[Stored data entries]
□ □ □

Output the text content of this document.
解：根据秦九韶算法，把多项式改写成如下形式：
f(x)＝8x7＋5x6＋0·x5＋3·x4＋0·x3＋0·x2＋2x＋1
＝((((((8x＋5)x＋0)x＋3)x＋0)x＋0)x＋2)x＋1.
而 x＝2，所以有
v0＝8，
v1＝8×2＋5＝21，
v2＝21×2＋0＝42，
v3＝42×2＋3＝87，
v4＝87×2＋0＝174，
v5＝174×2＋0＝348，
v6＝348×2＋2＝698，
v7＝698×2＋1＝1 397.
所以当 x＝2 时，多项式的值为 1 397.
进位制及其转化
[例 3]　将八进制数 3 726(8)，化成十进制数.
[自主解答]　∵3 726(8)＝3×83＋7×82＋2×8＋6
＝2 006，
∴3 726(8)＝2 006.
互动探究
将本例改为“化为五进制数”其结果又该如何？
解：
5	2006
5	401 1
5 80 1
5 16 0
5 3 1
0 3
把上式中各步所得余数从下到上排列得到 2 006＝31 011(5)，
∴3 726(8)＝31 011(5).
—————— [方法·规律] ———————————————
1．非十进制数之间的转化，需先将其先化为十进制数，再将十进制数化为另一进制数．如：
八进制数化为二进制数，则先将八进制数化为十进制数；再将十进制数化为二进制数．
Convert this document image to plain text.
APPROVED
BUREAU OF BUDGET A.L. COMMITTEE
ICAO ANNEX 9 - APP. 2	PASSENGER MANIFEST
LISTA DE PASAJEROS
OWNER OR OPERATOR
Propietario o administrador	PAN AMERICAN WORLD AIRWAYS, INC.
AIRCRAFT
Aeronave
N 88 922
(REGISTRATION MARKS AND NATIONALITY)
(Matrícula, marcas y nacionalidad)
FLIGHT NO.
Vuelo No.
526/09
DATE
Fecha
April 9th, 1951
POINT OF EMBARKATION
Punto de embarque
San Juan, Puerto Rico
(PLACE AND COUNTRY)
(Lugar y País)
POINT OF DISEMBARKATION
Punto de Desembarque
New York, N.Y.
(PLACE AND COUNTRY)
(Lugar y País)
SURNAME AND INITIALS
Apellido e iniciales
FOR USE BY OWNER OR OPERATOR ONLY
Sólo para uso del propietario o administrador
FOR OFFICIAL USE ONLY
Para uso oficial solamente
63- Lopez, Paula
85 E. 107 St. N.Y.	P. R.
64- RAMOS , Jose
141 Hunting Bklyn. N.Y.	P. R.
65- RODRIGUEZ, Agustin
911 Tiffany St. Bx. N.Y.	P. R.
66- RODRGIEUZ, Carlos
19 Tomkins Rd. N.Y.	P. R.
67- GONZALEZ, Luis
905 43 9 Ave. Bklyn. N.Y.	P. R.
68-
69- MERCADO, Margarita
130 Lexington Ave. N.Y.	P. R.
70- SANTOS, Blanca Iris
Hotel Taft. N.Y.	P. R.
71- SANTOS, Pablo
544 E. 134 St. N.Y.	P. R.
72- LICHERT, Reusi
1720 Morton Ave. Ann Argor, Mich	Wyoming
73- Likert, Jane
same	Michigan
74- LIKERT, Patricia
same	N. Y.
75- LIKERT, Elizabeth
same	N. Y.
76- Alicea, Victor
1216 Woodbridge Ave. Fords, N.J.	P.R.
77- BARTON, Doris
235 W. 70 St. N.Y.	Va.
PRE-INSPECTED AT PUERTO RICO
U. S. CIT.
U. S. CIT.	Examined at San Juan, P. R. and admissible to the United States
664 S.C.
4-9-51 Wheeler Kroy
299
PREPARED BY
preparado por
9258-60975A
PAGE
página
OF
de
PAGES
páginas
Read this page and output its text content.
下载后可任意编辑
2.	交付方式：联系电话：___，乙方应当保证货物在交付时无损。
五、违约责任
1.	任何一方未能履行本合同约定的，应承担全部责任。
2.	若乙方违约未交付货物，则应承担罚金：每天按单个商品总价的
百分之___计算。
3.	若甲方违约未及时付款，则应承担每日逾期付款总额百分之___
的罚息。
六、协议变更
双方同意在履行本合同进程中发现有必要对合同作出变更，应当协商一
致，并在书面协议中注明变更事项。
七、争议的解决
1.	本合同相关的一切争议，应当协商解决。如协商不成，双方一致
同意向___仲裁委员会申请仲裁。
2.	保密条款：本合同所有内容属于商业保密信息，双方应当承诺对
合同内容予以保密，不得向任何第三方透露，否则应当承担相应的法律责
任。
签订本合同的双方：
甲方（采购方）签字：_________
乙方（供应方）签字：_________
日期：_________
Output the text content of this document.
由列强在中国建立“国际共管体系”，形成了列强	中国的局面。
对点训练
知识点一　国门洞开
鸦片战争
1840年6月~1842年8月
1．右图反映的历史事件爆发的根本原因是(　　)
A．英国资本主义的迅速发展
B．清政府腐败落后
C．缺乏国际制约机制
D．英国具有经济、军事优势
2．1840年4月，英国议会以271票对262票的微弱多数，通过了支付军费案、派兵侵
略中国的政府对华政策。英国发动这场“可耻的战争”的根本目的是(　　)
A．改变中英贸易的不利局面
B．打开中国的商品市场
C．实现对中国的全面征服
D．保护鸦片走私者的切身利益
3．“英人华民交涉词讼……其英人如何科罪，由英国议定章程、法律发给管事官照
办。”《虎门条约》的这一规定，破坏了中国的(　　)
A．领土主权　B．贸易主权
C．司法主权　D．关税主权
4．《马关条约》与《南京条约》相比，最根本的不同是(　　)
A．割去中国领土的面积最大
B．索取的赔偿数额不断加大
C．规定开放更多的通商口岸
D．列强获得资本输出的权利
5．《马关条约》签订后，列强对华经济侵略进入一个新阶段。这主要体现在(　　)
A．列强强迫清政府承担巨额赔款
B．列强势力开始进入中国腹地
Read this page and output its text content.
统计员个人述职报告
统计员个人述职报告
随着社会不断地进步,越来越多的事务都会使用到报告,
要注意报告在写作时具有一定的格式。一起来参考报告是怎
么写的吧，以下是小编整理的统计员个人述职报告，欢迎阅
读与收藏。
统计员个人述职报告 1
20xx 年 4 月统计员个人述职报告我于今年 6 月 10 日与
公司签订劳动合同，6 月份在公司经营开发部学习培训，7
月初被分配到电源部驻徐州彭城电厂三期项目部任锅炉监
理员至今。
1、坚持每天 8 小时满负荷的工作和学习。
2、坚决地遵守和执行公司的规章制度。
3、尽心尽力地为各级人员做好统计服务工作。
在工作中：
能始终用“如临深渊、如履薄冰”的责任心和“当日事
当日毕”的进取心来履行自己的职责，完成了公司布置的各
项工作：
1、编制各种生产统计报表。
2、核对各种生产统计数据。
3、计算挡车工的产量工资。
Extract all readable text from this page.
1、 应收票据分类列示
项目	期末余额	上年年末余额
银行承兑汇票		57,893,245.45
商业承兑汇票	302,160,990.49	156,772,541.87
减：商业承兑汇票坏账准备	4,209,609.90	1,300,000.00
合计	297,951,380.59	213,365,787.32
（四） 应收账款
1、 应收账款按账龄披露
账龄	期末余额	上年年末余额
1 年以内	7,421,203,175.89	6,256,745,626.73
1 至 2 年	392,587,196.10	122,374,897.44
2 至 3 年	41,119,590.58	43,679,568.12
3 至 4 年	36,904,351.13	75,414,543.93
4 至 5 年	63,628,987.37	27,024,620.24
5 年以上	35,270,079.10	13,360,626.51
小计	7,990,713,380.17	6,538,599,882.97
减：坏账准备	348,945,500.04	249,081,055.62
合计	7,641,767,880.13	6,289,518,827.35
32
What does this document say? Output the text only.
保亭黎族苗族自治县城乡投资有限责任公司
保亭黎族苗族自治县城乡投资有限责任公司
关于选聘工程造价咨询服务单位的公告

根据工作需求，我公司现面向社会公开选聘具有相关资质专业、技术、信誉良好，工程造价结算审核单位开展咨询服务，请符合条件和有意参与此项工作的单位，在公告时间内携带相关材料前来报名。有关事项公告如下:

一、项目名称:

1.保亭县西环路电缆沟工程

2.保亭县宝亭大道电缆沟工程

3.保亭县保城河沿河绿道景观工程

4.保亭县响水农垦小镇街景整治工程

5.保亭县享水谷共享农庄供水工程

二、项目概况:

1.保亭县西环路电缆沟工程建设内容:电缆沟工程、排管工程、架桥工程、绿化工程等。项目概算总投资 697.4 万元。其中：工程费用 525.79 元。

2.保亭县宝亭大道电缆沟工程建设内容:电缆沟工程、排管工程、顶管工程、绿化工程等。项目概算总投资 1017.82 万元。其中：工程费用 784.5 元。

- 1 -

□ □ □

» Description of the task
Everything from the line containing "What does this" through the last line of the records must be given again exactly; leave out all other lines.

» In response
What does this document say? Output the text only.
保亭黎族苗族自治县城乡投资有限责任公司
保亭黎族苗族自治县城乡投资有限责任公司
关于选聘工程造价咨询服务单位的公告

根据工作需求，我公司现面向社会公开选聘具有相关资质专业、技术、信誉良好，工程造价结算审核单位开展咨询服务，请符合条件和有意参与此项工作的单位，在公告时间内携带相关材料前来报名。有关事项公告如下:

一、项目名称:

1.保亭县西环路电缆沟工程

2.保亭县宝亭大道电缆沟工程

3.保亭县保城河沿河绿道景观工程

4.保亭县响水农垦小镇街景整治工程

5.保亭县享水谷共享农庄供水工程

二、项目概况:

1.保亭县西环路电缆沟工程建设内容:电缆沟工程、排管工程、架桥工程、绿化工程等。项目概算总投资 697.4 万元。其中：工程费用 525.79 元。

2.保亭县宝亭大道电缆沟工程建设内容:电缆沟工程、排管工程、顶管工程、绿化工程等。项目概算总投资 1017.82 万元。其中：工程费用 784.5 元。

- 1 -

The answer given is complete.